§ **Aim**: Pick out every line holding the string "valor" and copy it.
[Begin Given entries]
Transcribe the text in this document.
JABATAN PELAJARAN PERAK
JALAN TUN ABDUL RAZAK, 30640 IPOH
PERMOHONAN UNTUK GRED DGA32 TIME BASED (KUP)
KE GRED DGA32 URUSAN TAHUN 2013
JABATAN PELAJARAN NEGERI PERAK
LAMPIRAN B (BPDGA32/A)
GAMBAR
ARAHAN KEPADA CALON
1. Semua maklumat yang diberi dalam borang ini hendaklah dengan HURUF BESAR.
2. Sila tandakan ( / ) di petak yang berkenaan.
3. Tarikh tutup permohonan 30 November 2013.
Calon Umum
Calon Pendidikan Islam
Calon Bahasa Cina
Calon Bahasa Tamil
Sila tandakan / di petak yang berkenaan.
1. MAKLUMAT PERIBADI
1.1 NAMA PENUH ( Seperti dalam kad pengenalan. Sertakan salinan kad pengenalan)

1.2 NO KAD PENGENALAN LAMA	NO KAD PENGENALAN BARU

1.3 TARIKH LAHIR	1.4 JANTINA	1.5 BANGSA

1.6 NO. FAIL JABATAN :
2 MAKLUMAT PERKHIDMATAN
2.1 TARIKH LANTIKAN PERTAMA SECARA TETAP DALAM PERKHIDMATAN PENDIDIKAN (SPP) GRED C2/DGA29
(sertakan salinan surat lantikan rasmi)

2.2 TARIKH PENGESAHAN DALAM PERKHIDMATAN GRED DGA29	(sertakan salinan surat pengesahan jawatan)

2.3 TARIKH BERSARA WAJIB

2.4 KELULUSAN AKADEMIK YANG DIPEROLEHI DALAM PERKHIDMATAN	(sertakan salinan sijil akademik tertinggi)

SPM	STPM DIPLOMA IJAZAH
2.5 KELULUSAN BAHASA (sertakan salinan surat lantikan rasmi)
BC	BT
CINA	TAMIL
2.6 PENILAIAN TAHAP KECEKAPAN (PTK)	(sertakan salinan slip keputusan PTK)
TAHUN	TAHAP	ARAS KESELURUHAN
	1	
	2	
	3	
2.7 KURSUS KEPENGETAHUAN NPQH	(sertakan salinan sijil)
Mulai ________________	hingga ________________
[End Given entries]
[Begin Given entries]
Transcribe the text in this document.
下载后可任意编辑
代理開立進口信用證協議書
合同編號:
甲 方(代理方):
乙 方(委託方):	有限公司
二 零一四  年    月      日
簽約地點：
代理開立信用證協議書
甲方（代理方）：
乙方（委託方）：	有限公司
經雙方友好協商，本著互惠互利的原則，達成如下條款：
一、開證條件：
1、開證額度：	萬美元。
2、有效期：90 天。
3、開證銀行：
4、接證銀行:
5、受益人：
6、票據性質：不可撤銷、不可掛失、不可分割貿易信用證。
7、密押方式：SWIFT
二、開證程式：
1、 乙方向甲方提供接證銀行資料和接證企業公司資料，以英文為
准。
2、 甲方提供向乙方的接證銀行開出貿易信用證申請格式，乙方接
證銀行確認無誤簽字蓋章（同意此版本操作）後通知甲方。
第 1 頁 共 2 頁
[End Given entries]
[Begin Given entries]
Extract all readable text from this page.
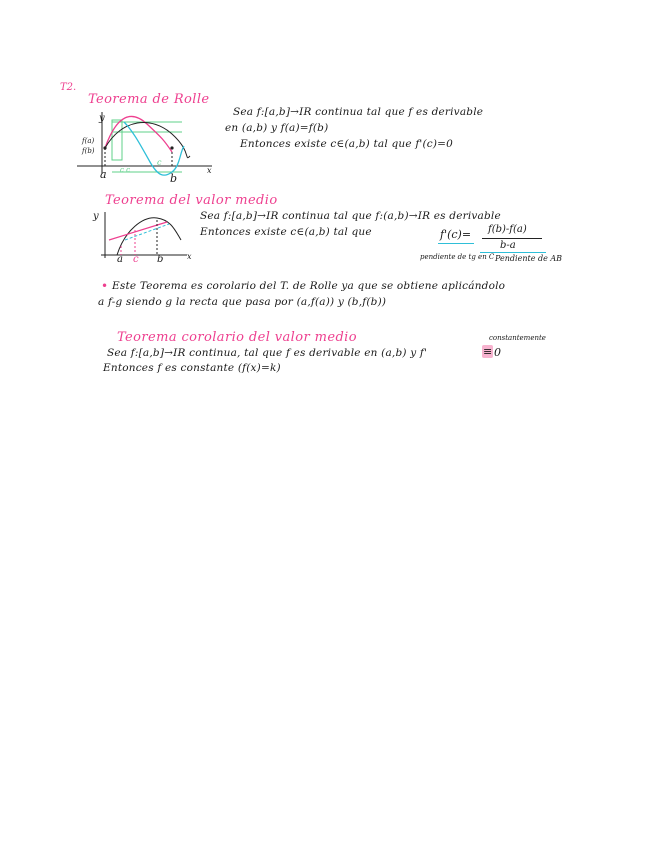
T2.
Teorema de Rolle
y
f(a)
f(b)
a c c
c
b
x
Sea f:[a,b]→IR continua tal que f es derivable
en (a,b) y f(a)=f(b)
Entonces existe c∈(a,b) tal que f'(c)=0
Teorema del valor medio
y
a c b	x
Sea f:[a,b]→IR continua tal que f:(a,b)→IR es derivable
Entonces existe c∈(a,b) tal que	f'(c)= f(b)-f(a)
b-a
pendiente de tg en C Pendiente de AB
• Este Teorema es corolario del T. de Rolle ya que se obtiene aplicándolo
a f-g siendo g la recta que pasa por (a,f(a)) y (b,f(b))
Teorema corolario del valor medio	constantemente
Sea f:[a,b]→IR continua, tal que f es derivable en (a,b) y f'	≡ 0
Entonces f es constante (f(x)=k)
[End Given entries]
§ **Solution**:
Teorema del valor medio
Teorema corolario del valor medio	constantemente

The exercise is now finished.